(Data entries)
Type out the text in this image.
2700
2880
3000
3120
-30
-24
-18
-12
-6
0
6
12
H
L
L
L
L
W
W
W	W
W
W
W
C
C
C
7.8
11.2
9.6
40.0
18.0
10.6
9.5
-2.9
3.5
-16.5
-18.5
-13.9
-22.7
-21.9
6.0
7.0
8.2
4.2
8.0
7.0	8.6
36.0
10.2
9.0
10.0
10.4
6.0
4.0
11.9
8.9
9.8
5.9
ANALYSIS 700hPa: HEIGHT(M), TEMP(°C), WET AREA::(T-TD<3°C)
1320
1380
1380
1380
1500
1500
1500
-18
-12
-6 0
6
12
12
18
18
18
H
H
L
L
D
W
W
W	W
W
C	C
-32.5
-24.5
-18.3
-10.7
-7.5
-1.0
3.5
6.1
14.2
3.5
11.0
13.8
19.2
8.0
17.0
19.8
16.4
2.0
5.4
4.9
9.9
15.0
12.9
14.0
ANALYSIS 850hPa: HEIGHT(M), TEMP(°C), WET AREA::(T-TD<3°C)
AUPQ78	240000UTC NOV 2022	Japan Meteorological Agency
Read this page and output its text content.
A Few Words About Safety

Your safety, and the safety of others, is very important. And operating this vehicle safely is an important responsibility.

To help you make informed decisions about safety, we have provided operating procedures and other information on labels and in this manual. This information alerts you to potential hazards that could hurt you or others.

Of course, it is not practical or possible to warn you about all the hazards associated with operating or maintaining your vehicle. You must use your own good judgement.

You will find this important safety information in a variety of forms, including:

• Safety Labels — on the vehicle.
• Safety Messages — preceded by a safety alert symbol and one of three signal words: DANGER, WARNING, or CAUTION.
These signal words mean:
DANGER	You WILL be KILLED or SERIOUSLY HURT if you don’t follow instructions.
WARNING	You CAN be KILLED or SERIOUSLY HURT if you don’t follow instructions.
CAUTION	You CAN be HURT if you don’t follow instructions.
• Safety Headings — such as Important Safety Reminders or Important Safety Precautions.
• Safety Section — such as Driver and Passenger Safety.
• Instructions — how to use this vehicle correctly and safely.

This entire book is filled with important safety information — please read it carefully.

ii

**TASK STATEMENT**
Take the entries above and transcribe them exactly.

**CORRECT RESULT**
Type out the text in this image.
2700
2880
3000
3120
-30
-24
-18
-12
-6
0
6
12
H
L
L
L
L
W
W
W	W
W
W
W
C
C
C
7.8
11.2
9.6
40.0
18.0
10.6
9.5
-2.9
3.5
-16.5
-18.5
-13.9
-22.7
-21.9
6.0
7.0
8.2
4.2
8.0
7.0	8.6
36.0
10.2
9.0
10.0
10.4
6.0
4.0
11.9
8.9
9.8
5.9
ANALYSIS 700hPa: HEIGHT(M), TEMP(°C), WET AREA::(T-TD<3°C)
1320
1380
1380
1380
1500
1500
1500
-18
-12
-6 0
6
12
12
18
18
18
H
H
L
L
D
W
W
W	W
W
C	C
-32.5
-24.5
-18.3
-10.7
-7.5
-1.0
3.5
6.1
14.2
3.5
11.0
13.8
19.2
8.0
17.0
19.8
16.4
2.0
5.4
4.9
9.9
15.0
12.9
14.0
ANALYSIS 850hPa: HEIGHT(M), TEMP(°C), WET AREA::(T-TD<3°C)
AUPQ78	240000UTC NOV 2022	Japan Meteorological Agency
Read this page and output its text content.
A Few Words About Safety

Your safety, and the safety of others, is very important. And operating this vehicle safely is an important responsibility.

To help you make informed decisions about safety, we have provided operating procedures and other information on labels and in this manual. This information alerts you to potential hazards that could hurt you or others.

Of course, it is not practical or possible to warn you about all the hazards associated with operating or maintaining your vehicle. You must use your own good judgement.

You will find this important safety information in a variety of forms, including:

• Safety Labels — on the vehicle.
• Safety Messages — preceded by a safety alert symbol and one of three signal words: DANGER, WARNING, or CAUTION.
These signal words mean:
DANGER	You WILL be KILLED or SERIOUSLY HURT if you don’t follow instructions.
WARNING	You CAN be KILLED or SERIOUSLY HURT if you don’t follow instructions.
CAUTION	You CAN be HURT if you don’t follow instructions.
• Safety Headings — such as Important Safety Reminders or Important Safety Precautions.
• Safety Section — such as Driver and Passenger Safety.
• Instructions — how to use this vehicle correctly and safely.

This entire book is filled with important safety information — please read it carefully.

ii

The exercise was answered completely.